- Task
Give the number of lines in the entries that contain "CBRFC". State only the count.

- Records provided

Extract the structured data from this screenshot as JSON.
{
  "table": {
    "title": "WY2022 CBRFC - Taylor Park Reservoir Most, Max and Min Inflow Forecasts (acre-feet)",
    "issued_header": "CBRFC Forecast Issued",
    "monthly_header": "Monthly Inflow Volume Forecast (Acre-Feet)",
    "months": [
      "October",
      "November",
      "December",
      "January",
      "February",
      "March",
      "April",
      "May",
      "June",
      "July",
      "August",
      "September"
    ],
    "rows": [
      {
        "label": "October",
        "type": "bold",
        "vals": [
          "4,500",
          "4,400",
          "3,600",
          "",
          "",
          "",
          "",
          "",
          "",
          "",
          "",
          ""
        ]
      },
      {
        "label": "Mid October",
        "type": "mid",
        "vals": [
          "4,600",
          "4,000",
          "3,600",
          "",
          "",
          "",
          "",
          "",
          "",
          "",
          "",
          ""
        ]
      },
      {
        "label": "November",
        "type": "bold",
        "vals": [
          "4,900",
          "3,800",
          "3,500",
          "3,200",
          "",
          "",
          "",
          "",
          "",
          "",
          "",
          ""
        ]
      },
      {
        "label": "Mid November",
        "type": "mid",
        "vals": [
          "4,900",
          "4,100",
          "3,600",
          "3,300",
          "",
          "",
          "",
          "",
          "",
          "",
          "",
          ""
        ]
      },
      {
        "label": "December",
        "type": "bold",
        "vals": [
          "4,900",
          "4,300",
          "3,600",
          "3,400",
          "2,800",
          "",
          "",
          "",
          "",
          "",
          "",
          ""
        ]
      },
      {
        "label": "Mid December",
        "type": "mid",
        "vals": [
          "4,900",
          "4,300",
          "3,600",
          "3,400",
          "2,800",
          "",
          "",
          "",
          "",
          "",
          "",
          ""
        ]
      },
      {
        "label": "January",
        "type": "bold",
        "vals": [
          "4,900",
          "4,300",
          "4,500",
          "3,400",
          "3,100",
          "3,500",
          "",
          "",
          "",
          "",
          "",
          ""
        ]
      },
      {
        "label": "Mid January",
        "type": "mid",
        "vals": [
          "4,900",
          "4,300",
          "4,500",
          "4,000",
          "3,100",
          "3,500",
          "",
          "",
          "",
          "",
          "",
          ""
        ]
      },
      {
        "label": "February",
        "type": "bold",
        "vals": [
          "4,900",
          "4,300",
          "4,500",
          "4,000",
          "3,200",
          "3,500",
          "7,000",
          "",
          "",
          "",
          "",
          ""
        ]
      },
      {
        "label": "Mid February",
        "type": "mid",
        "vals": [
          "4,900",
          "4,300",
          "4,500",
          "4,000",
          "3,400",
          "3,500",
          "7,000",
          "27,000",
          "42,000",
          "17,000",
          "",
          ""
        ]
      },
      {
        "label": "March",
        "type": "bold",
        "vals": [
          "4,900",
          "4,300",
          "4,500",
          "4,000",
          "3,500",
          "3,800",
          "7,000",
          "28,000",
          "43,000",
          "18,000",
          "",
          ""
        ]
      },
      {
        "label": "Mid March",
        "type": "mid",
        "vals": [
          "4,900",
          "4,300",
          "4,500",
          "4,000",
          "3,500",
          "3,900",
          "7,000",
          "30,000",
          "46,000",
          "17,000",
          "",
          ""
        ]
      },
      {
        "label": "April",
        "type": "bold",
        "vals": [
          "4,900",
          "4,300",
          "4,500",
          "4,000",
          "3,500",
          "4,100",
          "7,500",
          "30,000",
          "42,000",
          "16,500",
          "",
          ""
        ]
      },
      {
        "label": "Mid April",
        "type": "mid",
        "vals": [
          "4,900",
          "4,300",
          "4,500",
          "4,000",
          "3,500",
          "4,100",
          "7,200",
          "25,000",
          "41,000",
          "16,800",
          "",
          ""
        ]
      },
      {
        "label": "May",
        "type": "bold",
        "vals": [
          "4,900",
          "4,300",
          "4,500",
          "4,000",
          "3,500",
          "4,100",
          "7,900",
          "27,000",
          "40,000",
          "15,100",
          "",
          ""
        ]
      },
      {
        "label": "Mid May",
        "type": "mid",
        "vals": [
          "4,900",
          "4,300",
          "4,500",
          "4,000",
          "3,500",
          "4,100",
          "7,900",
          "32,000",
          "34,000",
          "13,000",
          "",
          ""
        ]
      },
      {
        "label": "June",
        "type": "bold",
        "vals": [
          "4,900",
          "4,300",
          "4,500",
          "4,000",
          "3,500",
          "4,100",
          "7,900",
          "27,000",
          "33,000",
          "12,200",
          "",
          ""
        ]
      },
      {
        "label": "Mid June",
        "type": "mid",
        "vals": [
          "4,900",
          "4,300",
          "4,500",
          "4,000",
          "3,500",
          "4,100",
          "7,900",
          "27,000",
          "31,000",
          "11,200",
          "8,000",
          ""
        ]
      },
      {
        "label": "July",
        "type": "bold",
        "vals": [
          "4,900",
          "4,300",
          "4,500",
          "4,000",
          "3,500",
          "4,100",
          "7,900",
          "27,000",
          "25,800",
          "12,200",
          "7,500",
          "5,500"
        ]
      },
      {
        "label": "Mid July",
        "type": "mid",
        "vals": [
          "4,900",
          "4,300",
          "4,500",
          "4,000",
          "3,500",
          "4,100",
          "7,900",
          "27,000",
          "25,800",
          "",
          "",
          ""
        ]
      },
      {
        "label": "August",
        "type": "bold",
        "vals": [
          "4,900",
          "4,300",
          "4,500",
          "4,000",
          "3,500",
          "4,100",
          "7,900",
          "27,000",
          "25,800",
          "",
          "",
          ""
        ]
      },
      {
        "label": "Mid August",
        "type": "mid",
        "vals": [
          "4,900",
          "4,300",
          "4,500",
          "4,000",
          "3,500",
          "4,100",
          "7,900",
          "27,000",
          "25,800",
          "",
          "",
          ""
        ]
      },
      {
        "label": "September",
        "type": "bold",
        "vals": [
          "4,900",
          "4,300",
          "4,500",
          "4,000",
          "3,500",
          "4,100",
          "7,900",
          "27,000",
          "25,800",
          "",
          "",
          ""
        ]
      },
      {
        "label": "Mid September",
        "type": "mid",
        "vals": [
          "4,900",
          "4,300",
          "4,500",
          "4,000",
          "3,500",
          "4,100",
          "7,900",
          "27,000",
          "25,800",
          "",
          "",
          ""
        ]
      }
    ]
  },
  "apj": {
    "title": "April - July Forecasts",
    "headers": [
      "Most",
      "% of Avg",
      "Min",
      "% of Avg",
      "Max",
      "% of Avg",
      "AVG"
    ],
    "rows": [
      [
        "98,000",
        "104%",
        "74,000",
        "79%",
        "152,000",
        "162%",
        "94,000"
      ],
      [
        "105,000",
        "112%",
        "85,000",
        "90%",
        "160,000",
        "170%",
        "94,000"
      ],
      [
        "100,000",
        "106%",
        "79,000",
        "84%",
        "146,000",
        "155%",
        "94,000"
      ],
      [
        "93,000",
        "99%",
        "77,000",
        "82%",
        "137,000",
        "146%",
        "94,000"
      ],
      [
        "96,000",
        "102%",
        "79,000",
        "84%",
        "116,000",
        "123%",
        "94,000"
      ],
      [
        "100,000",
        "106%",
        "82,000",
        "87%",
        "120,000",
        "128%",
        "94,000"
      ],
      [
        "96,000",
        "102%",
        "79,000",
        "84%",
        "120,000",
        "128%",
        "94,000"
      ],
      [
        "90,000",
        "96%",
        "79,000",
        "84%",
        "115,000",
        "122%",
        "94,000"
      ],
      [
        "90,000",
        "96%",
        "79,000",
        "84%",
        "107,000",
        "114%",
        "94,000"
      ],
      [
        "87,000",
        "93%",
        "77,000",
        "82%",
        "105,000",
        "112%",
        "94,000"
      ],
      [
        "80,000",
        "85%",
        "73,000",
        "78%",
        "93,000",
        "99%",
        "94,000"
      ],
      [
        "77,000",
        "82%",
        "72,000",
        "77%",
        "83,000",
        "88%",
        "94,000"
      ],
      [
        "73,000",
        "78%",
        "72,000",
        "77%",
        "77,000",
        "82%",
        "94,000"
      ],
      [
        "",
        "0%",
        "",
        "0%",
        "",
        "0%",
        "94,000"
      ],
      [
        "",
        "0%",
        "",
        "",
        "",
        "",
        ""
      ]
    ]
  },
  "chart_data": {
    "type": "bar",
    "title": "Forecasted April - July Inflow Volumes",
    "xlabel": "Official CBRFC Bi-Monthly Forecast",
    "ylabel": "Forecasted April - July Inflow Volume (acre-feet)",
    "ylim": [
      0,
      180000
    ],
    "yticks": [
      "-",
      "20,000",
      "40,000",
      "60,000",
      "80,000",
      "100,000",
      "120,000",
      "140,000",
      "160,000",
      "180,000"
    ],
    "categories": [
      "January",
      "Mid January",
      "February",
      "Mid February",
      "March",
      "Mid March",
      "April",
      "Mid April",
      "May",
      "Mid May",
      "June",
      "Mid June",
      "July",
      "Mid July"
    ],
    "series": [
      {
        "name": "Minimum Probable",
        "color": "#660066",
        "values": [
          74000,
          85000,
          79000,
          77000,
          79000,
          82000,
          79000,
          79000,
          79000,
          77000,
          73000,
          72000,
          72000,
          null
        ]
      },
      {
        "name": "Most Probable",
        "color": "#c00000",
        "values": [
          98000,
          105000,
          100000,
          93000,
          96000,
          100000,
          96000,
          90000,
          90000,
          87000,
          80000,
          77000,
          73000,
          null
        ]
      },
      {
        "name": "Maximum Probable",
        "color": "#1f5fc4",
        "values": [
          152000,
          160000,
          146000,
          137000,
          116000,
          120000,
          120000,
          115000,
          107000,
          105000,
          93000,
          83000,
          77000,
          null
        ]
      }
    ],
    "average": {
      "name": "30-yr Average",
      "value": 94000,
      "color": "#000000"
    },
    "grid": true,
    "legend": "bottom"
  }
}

- Answer to this task
3